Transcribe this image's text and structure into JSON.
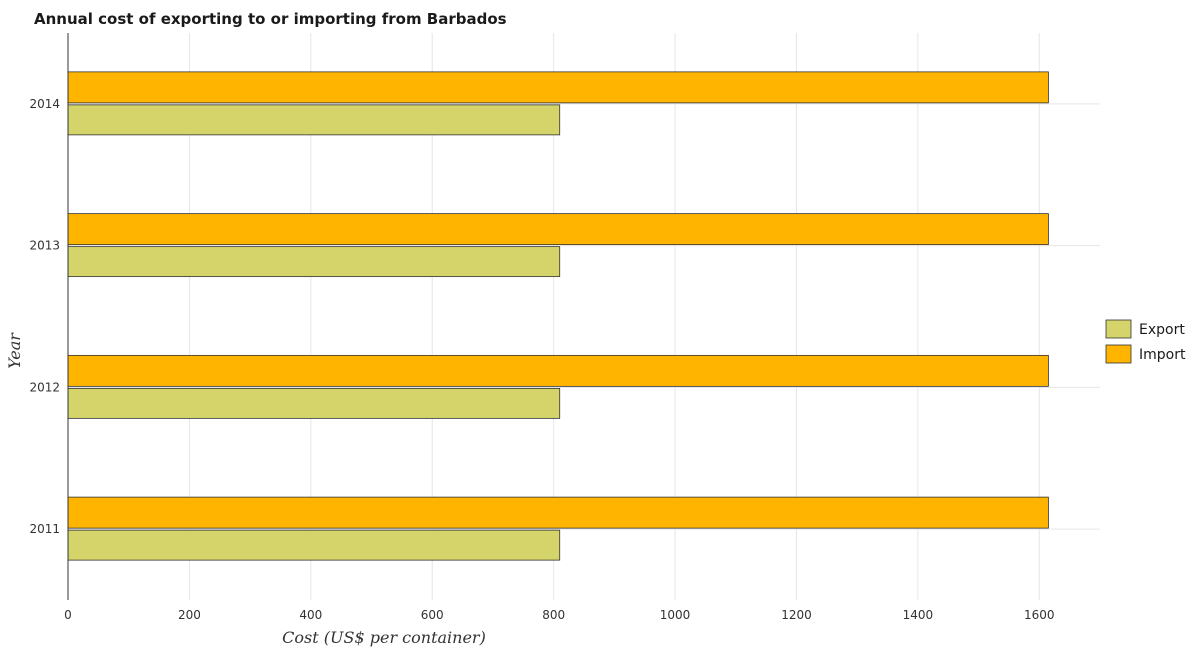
{
  "chart_data": {
    "type": "bar",
    "orientation": "horizontal",
    "title": "Annual cost of exporting to or importing from Barbados",
    "xlabel": "Cost (US$ per container)",
    "ylabel": "Year",
    "categories": [
      "2011",
      "2012",
      "2013",
      "2014"
    ],
    "series": [
      {
        "name": "Export",
        "values": [
          810,
          810,
          810,
          810
        ],
        "color": "#d4d46a"
      },
      {
        "name": "Import",
        "values": [
          1615,
          1615,
          1615,
          1615
        ],
        "color": "#ffb400"
      }
    ],
    "xlim": [
      0,
      1700
    ],
    "xticks": [
      0,
      200,
      400,
      600,
      800,
      1000,
      1200,
      1400,
      1600
    ],
    "grid": true,
    "legend_position": "right"
  }
}
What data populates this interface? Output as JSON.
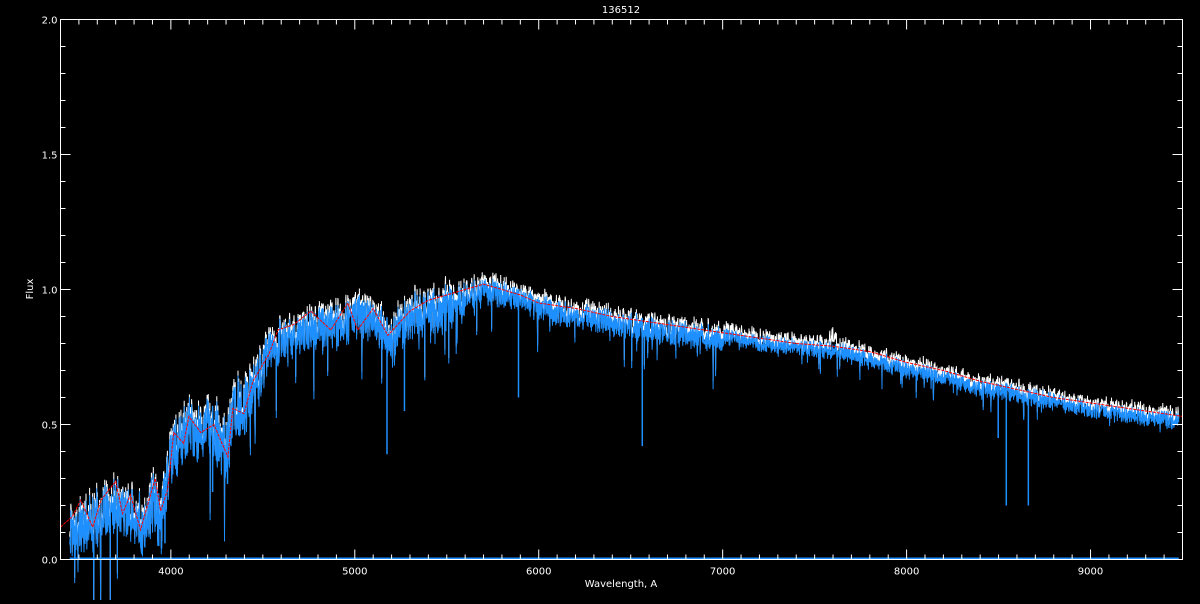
{
  "chart_data": {
    "type": "line",
    "title": "136512",
    "xlabel": "Wavelength, A",
    "ylabel": "Flux",
    "xlim": [
      3400,
      9500
    ],
    "ylim": [
      0.0,
      2.0
    ],
    "x_ticks": [
      4000,
      5000,
      6000,
      7000,
      8000,
      9000
    ],
    "x_tick_labels": [
      "4000",
      "5000",
      "6000",
      "7000",
      "8000",
      "9000"
    ],
    "y_ticks": [
      0.0,
      0.5,
      1.0,
      1.5,
      2.0
    ],
    "y_tick_labels": [
      "0.0",
      "0.5",
      "1.0",
      "1.5",
      "2.0"
    ],
    "x_minor_step": 100,
    "y_minor_step": 0.1,
    "grid": false,
    "background": "#000000",
    "series": [
      {
        "role": "observed spectrum",
        "color": "#1e8fff",
        "x": [
          3450,
          3500,
          3550,
          3600,
          3650,
          3700,
          3750,
          3800,
          3850,
          3900,
          3950,
          4000,
          4050,
          4100,
          4150,
          4200,
          4250,
          4300,
          4350,
          4400,
          4450,
          4500,
          4550,
          4600,
          4700,
          4800,
          4900,
          5000,
          5100,
          5200,
          5300,
          5400,
          5500,
          5600,
          5700,
          5800,
          5900,
          6000,
          6200,
          6400,
          6600,
          6800,
          7000,
          7200,
          7400,
          7600,
          7800,
          8000,
          8200,
          8400,
          8600,
          8800,
          9000,
          9200,
          9480
        ],
        "y": [
          0.19,
          0.22,
          0.2,
          0.24,
          0.27,
          0.31,
          0.24,
          0.27,
          0.18,
          0.3,
          0.22,
          0.5,
          0.52,
          0.57,
          0.55,
          0.58,
          0.56,
          0.48,
          0.66,
          0.64,
          0.72,
          0.8,
          0.85,
          0.88,
          0.9,
          0.93,
          0.92,
          0.96,
          0.95,
          0.88,
          0.96,
          0.99,
          1.0,
          1.02,
          1.03,
          1.02,
          1.0,
          0.97,
          0.94,
          0.92,
          0.89,
          0.87,
          0.85,
          0.83,
          0.81,
          0.8,
          0.77,
          0.73,
          0.7,
          0.66,
          0.64,
          0.61,
          0.58,
          0.56,
          0.54
        ]
      },
      {
        "role": "model",
        "color": "#ff0000",
        "x": [
          3400,
          3465,
          3510,
          3575,
          3620,
          3700,
          3737,
          3780,
          3835,
          3915,
          3945,
          3983,
          4016,
          4070,
          4098,
          4163,
          4234,
          4310,
          4337,
          4397,
          4446,
          4533,
          4582,
          4668,
          4761,
          4870,
          4962,
          5016,
          5100,
          5180,
          5300,
          5400,
          5500,
          5600,
          5700,
          5800,
          5900,
          6000,
          6200,
          6400,
          6600,
          6800,
          7000,
          7200,
          7400,
          7600,
          7800,
          8000,
          8200,
          8400,
          8600,
          8800,
          9000,
          9200,
          9500
        ],
        "y": [
          0.12,
          0.16,
          0.22,
          0.12,
          0.22,
          0.29,
          0.17,
          0.24,
          0.11,
          0.3,
          0.18,
          0.26,
          0.47,
          0.43,
          0.53,
          0.47,
          0.5,
          0.38,
          0.56,
          0.54,
          0.66,
          0.76,
          0.85,
          0.87,
          0.92,
          0.85,
          0.95,
          0.85,
          0.93,
          0.83,
          0.92,
          0.96,
          0.98,
          1.0,
          1.02,
          1.0,
          0.98,
          0.95,
          0.93,
          0.9,
          0.88,
          0.86,
          0.84,
          0.82,
          0.8,
          0.79,
          0.77,
          0.73,
          0.7,
          0.66,
          0.63,
          0.6,
          0.58,
          0.56,
          0.53
        ]
      }
    ],
    "absorption_lines": [
      {
        "x": 3934,
        "y": 0.05
      },
      {
        "x": 3968,
        "y": 0.06
      },
      {
        "x": 4227,
        "y": 0.25
      },
      {
        "x": 4308,
        "y": 0.28
      },
      {
        "x": 5175,
        "y": 0.39
      },
      {
        "x": 5270,
        "y": 0.55
      },
      {
        "x": 5890,
        "y": 0.6
      },
      {
        "x": 6563,
        "y": 0.42
      },
      {
        "x": 8498,
        "y": 0.45
      },
      {
        "x": 8542,
        "y": 0.2
      },
      {
        "x": 8662,
        "y": 0.2
      }
    ]
  }
}
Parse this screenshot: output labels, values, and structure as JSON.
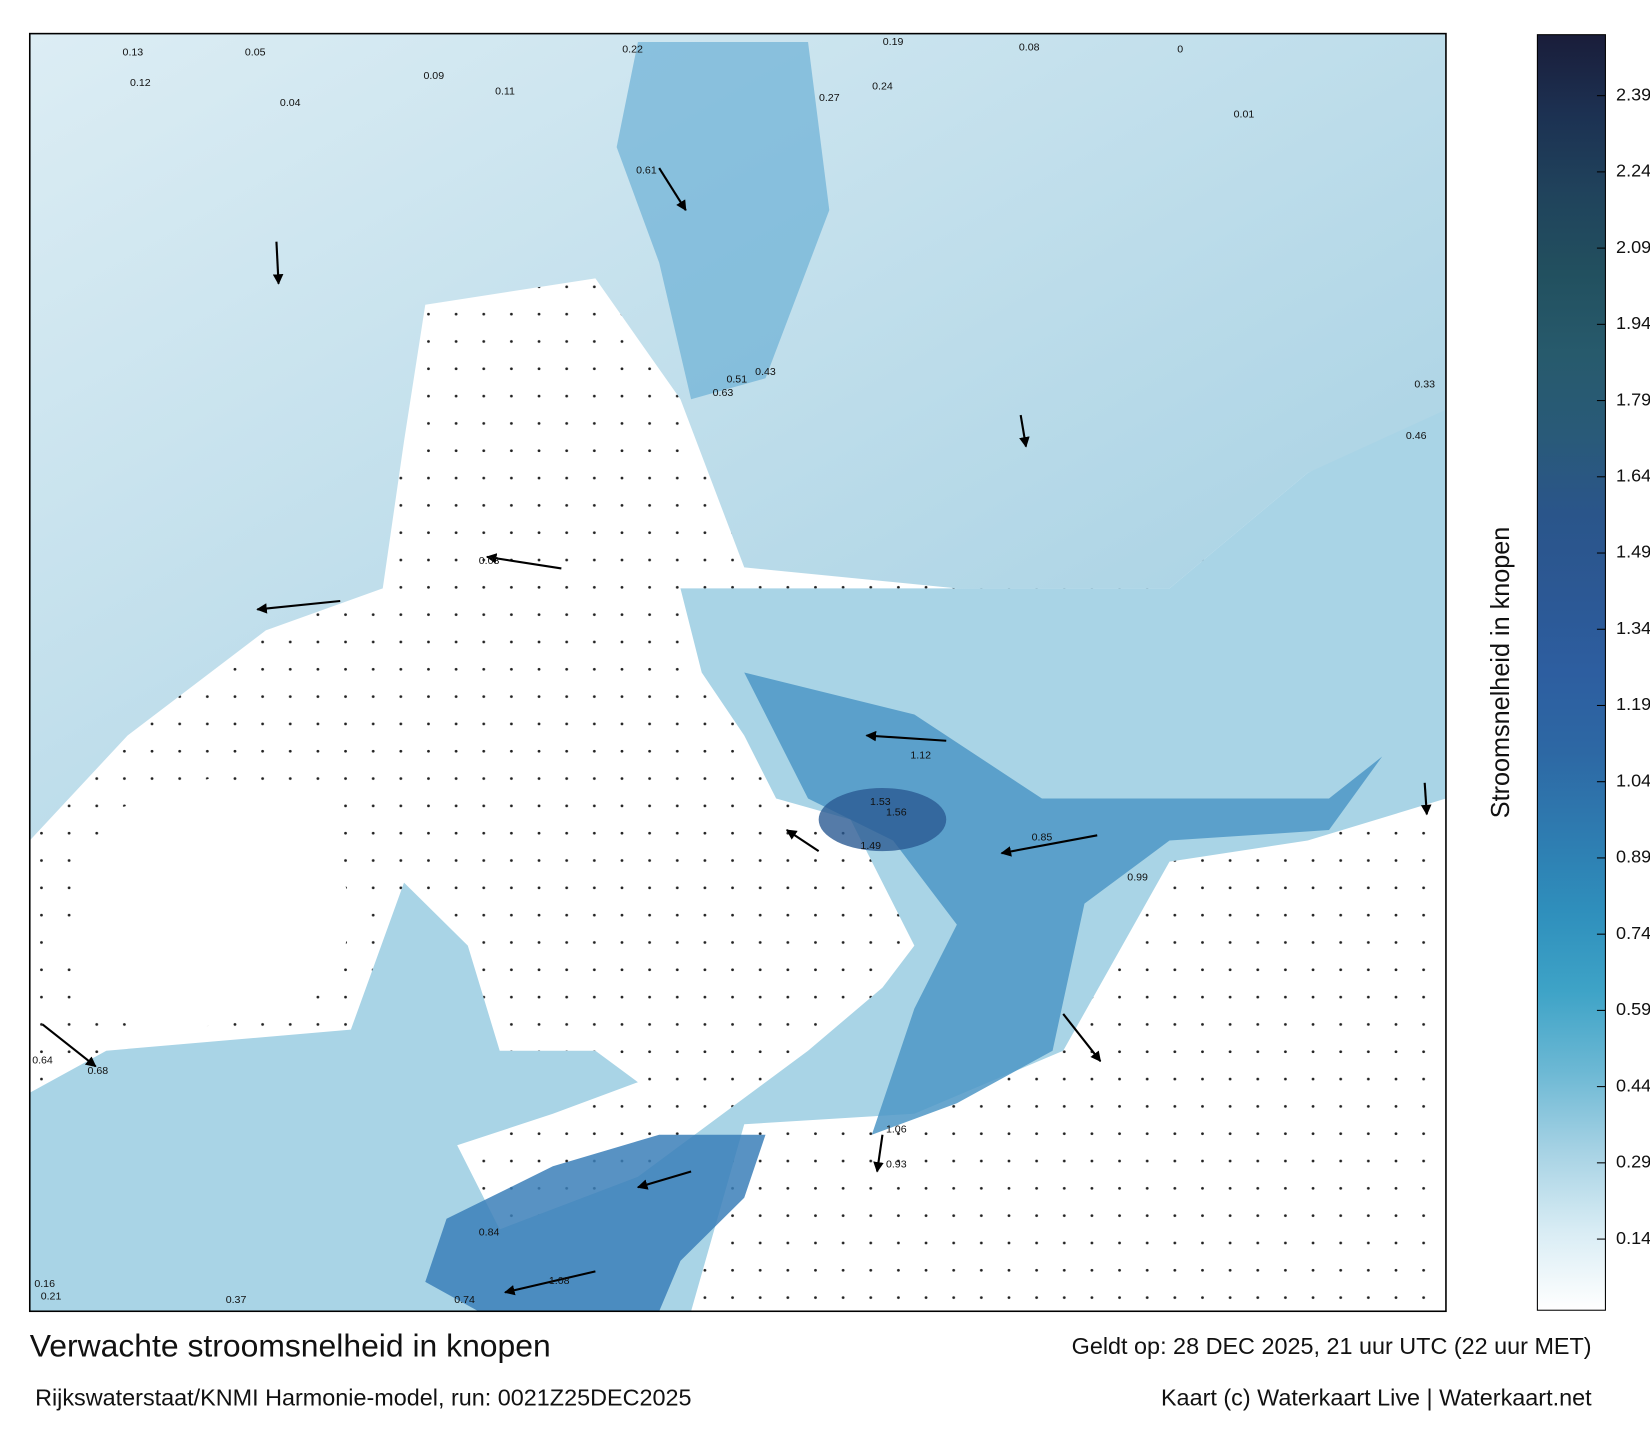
{
  "map": {
    "title": "Verwachte stroomsnelheid in knopen",
    "source": "Rijkswaterstaat/KNMI Harmonie-model, run: 0021Z25DEC2025",
    "valid": "Geldt op: 28 DEC 2025, 21 uur UTC (22 uur MET)",
    "credit": "Kaart (c) Waterkaart Live | Waterkaart.net",
    "colorbar": {
      "label": "Stroomsnelheid in knopen",
      "range": [
        0,
        2.51
      ],
      "ticks": [
        0.14,
        0.29,
        0.44,
        0.59,
        0.74,
        0.89,
        1.04,
        1.19,
        1.34,
        1.49,
        1.64,
        1.79,
        1.94,
        2.09,
        2.24,
        2.39
      ],
      "colors": [
        "#ffffff",
        "#d8ecf4",
        "#a6d2e4",
        "#6cb8d4",
        "#3ea3c7",
        "#2f8fbc",
        "#2e7bb0",
        "#2d68a4",
        "#2d5ea0",
        "#2c5894",
        "#2a558a",
        "#295a78",
        "#275a6c",
        "#22505f",
        "#20435c",
        "#1c3152",
        "#1a1d3a"
      ]
    },
    "speed_labels": [
      0.13,
      0.05,
      0.12,
      0.09,
      0.04,
      0.11,
      0.22,
      0.19,
      0.08,
      0.27,
      0.24,
      0.61,
      0.43,
      0.51,
      0.63,
      1.53,
      1.56,
      1.49,
      1.12,
      0.85,
      0.99,
      0.64,
      0.68,
      0.37,
      0.74,
      1.08,
      0.84,
      1.06,
      0.93,
      0.46,
      0.33,
      0.01,
      0,
      0.03,
      0.21,
      0.16
    ]
  }
}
────────
### Task statement
Retype the listing exactly. Pictures do not belong in the copy.

### Full answer
Transcribe this image's text and structure into JSON.
{
  "chart_data": {
    "type": "bar",
    "orientation": "horizontal",
    "title": "Annual cost of exporting to or importing from Barbados",
    "xlabel": "Cost (US$ per container)",
    "ylabel": "Year",
    "categories": [
      "2011",
      "2012",
      "2013",
      "2014"
    ],
    "series": [
      {
        "name": "Export",
        "values": [
          810,
          810,
          810,
          810
        ],
        "color": "#d4d46a"
      },
      {
        "name": "Import",
        "values": [
          1615,
          1615,
          1615,
          1615
        ],
        "color": "#ffb400"
      }
    ],
    "xlim": [
      0,
      1700
    ],
    "xticks": [
      0,
      200,
      400,
      600,
      800,
      1000,
      1200,
      1400,
      1600
    ],
    "grid": true,
    "legend_position": "right"
  }
}
What data populates this interface? Output as JSON.
{
  "chart_data": {
    "type": "line",
    "title": "136512",
    "xlabel": "Wavelength, A",
    "ylabel": "Flux",
    "xlim": [
      3400,
      9500
    ],
    "ylim": [
      0.0,
      2.0
    ],
    "x_ticks": [
      4000,
      5000,
      6000,
      7000,
      8000,
      9000
    ],
    "x_tick_labels": [
      "4000",
      "5000",
      "6000",
      "7000",
      "8000",
      "9000"
    ],
    "y_ticks": [
      0.0,
      0.5,
      1.0,
      1.5,
      2.0
    ],
    "y_tick_labels": [
      "0.0",
      "0.5",
      "1.0",
      "1.5",
      "2.0"
    ],
    "x_minor_step": 100,
    "y_minor_step": 0.1,
    "grid": false,
    "background": "#000000",
    "series": [
      {
        "role": "observed spectrum",
        "color": "#1e8fff",
        "x": [
          3450,
          3500,
          3550,
          3600,
          3650,
          3700,
          3750,
          3800,
          3850,
          3900,
          3950,
          4000,
          4050,
          4100,
          4150,
          4200,
          4250,
          4300,
          4350,
          4400,
          4450,
          4500,
          4550,
          4600,
          4700,
          4800,
          4900,
          5000,
          5100,
          5200,
          5300,
          5400,
          5500,
          5600,
          5700,
          5800,
          5900,
          6000,
          6200,
          6400,
          6600,
          6800,
          7000,
          7200,
          7400,
          7600,
          7800,
          8000,
          8200,
          8400,
          8600,
          8800,
          9000,
          9200,
          9480
        ],
        "y": [
          0.19,
          0.22,
          0.2,
          0.24,
          0.27,
          0.31,
          0.24,
          0.27,
          0.18,
          0.3,
          0.22,
          0.5,
          0.52,
          0.57,
          0.55,
          0.58,
          0.56,
          0.48,
          0.66,
          0.64,
          0.72,
          0.8,
          0.85,
          0.88,
          0.9,
          0.93,
          0.92,
          0.96,
          0.95,
          0.88,
          0.96,
          0.99,
          1.0,
          1.02,
          1.03,
          1.02,
          1.0,
          0.97,
          0.94,
          0.92,
          0.89,
          0.87,
          0.85,
          0.83,
          0.81,
          0.8,
          0.77,
          0.73,
          0.7,
          0.66,
          0.64,
          0.61,
          0.58,
          0.56,
          0.54
        ]
      },
      {
        "role": "model",
        "color": "#ff0000",
        "x": [
          3400,
          3465,
          3510,
          3575,
          3620,
          3700,
          3737,
          3780,
          3835,
          3915,
          3945,
          3983,
          4016,
          4070,
          4098,
          4163,
          4234,
          4310,
          4337,
          4397,
          4446,
          4533,
          4582,
          4668,
          4761,
          4870,
          4962,
          5016,
          5100,
          5180,
          5300,
          5400,
          5500,
          5600,
          5700,
          5800,
          5900,
          6000,
          6200,
          6400,
          6600,
          6800,
          7000,
          7200,
          7400,
          7600,
          7800,
          8000,
          8200,
          8400,
          8600,
          8800,
          9000,
          9200,
          9500
        ],
        "y": [
          0.12,
          0.16,
          0.22,
          0.12,
          0.22,
          0.29,
          0.17,
          0.24,
          0.11,
          0.3,
          0.18,
          0.26,
          0.47,
          0.43,
          0.53,
          0.47,
          0.5,
          0.38,
          0.56,
          0.54,
          0.66,
          0.76,
          0.85,
          0.87,
          0.92,
          0.85,
          0.95,
          0.85,
          0.93,
          0.83,
          0.92,
          0.96,
          0.98,
          1.0,
          1.02,
          1.0,
          0.98,
          0.95,
          0.93,
          0.9,
          0.88,
          0.86,
          0.84,
          0.82,
          0.8,
          0.79,
          0.77,
          0.73,
          0.7,
          0.66,
          0.63,
          0.6,
          0.58,
          0.56,
          0.53
        ]
      }
    ],
    "absorption_lines": [
      {
        "x": 3934,
        "y": 0.05
      },
      {
        "x": 3968,
        "y": 0.06
      },
      {
        "x": 4227,
        "y": 0.25
      },
      {
        "x": 4308,
        "y": 0.28
      },
      {
        "x": 5175,
        "y": 0.39
      },
      {
        "x": 5270,
        "y": 0.55
      },
      {
        "x": 5890,
        "y": 0.6
      },
      {
        "x": 6563,
        "y": 0.42
      },
      {
        "x": 8498,
        "y": 0.45
      },
      {
        "x": 8542,
        "y": 0.2
      },
      {
        "x": 8662,
        "y": 0.2
      }
    ]
  }
}
Parse this screenshot: output labels, values, and structure as JSON.
{
  "map": {
    "title": "Verwachte stroomsnelheid in knopen",
    "source": "Rijkswaterstaat/KNMI Harmonie-model, run: 0021Z25DEC2025",
    "valid": "Geldt op: 28 DEC 2025, 21 uur UTC (22 uur MET)",
    "credit": "Kaart (c) Waterkaart Live | Waterkaart.net",
    "colorbar": {
      "label": "Stroomsnelheid in knopen",
      "range": [
        0,
        2.51
      ],
      "ticks": [
        0.14,
        0.29,
        0.44,
        0.59,
        0.74,
        0.89,
        1.04,
        1.19,
        1.34,
        1.49,
        1.64,
        1.79,
        1.94,
        2.09,
        2.24,
        2.39
      ],
      "colors": [
        "#ffffff",
        "#d8ecf4",
        "#a6d2e4",
        "#6cb8d4",
        "#3ea3c7",
        "#2f8fbc",
        "#2e7bb0",
        "#2d68a4",
        "#2d5ea0",
        "#2c5894",
        "#2a558a",
        "#295a78",
        "#275a6c",
        "#22505f",
        "#20435c",
        "#1c3152",
        "#1a1d3a"
      ]
    },
    "speed_labels": [
      0.13,
      0.05,
      0.12,
      0.09,
      0.04,
      0.11,
      0.22,
      0.19,
      0.08,
      0.27,
      0.24,
      0.61,
      0.43,
      0.51,
      0.63,
      1.53,
      1.56,
      1.49,
      1.12,
      0.85,
      0.99,
      0.64,
      0.68,
      0.37,
      0.74,
      1.08,
      0.84,
      1.06,
      0.93,
      0.46,
      0.33,
      0.01,
      0,
      0.03,
      0.21,
      0.16
    ]
  }
}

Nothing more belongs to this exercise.